*YOUR OBJECTIVE*
Go through the material below, count the lines with the word "title", and reply with the count alone.

[Records excerpted from a collection]
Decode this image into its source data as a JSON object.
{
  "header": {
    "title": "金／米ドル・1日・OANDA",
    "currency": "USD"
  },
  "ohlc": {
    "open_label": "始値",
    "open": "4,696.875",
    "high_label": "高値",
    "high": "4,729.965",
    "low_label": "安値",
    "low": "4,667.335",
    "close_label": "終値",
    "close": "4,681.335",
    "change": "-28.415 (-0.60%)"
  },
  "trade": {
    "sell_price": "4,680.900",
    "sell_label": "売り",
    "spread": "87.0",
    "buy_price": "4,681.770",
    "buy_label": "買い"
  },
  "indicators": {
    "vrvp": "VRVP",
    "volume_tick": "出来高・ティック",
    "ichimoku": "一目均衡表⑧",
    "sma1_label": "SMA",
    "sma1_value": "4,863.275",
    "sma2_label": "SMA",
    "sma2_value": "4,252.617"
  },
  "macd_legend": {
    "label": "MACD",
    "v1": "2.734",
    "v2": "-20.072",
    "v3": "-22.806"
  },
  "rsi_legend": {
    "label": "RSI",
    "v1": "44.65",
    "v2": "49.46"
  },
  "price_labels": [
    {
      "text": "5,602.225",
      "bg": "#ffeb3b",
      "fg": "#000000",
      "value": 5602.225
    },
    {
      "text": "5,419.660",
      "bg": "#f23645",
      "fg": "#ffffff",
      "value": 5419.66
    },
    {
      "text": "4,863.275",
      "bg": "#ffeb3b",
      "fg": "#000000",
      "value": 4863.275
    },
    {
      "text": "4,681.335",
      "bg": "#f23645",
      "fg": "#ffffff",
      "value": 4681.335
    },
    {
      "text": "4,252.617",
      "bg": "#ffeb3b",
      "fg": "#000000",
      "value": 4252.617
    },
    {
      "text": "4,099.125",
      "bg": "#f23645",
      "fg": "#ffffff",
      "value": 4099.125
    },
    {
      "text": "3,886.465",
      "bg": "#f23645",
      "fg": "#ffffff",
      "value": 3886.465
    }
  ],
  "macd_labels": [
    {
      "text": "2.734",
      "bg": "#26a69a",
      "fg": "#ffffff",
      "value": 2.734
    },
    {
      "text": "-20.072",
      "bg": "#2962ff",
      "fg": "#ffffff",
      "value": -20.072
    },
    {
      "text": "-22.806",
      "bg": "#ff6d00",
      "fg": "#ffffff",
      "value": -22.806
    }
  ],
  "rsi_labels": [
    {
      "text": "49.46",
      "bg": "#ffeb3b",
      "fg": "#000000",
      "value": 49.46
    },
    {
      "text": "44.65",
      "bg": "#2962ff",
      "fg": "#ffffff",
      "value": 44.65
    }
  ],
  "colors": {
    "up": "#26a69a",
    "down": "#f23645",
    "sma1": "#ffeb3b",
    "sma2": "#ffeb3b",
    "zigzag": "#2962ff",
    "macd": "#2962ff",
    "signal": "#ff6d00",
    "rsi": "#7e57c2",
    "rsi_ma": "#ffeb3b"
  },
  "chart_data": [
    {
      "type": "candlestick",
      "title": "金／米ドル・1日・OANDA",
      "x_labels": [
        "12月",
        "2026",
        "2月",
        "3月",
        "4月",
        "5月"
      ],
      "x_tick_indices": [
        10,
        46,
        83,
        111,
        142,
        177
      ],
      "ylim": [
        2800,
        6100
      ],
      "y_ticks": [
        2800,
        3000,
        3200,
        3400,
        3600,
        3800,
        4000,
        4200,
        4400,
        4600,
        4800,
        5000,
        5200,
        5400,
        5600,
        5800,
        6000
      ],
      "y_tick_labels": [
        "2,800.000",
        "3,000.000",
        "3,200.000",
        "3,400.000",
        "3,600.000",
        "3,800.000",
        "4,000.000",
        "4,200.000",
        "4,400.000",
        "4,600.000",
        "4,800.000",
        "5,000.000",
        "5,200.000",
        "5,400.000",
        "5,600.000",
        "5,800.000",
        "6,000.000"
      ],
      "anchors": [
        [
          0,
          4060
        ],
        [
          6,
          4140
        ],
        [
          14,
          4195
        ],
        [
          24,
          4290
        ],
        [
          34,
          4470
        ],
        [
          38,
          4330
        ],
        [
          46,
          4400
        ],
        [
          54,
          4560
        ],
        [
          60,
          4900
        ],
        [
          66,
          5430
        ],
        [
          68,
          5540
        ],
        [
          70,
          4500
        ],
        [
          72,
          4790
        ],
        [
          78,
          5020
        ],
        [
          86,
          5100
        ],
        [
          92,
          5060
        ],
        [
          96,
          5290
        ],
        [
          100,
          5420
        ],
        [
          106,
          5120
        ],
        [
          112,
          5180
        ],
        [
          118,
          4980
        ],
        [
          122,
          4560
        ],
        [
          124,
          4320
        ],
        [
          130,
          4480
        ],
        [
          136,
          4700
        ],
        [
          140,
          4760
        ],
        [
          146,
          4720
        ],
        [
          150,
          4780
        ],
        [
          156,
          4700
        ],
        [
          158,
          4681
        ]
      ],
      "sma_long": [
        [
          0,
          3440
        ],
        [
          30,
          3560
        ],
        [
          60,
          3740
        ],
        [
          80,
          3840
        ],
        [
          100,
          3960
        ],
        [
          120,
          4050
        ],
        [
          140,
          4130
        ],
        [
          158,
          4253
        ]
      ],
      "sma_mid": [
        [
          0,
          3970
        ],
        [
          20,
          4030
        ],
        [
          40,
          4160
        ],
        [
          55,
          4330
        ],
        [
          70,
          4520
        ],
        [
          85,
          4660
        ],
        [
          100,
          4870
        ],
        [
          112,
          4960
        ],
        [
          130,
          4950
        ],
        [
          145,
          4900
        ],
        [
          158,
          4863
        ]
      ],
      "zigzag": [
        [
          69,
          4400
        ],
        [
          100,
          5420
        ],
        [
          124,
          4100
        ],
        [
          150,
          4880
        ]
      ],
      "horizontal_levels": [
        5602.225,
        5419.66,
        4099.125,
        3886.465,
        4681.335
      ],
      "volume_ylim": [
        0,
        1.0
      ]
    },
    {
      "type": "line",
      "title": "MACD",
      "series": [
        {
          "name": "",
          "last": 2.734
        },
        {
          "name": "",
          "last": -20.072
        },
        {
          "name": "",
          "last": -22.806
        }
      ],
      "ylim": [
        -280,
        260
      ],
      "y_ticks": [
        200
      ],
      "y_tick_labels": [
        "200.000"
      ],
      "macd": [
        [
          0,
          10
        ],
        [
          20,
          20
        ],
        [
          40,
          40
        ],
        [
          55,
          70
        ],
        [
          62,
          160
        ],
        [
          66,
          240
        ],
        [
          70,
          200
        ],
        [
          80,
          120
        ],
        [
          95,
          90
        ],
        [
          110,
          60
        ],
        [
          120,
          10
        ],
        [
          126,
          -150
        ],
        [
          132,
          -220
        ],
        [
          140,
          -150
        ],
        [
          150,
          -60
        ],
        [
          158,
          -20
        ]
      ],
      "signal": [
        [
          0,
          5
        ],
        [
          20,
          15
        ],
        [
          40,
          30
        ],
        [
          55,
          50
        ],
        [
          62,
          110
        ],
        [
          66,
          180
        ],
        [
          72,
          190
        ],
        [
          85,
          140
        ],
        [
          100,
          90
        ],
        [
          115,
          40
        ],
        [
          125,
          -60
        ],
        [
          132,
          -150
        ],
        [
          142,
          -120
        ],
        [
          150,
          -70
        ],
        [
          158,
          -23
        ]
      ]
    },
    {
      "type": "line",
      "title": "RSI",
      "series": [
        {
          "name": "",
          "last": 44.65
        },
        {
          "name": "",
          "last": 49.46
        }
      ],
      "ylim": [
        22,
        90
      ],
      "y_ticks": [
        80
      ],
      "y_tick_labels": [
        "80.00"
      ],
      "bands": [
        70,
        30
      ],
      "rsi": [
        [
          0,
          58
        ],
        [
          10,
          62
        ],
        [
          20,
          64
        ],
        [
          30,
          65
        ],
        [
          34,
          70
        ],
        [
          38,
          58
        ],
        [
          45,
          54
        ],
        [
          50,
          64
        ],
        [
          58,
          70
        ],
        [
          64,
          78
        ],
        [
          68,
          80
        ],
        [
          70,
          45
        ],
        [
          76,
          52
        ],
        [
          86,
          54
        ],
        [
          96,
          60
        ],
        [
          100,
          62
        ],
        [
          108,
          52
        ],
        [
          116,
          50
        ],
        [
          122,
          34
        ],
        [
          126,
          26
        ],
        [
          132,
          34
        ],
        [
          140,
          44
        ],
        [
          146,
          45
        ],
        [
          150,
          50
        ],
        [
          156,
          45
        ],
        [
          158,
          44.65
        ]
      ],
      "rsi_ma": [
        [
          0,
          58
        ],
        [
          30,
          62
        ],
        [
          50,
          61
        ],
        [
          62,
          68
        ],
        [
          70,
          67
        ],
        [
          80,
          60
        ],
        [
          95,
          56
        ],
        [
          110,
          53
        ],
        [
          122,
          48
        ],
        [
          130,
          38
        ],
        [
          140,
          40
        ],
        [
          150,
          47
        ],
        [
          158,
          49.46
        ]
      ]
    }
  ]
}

*TASK SOLUTION*
4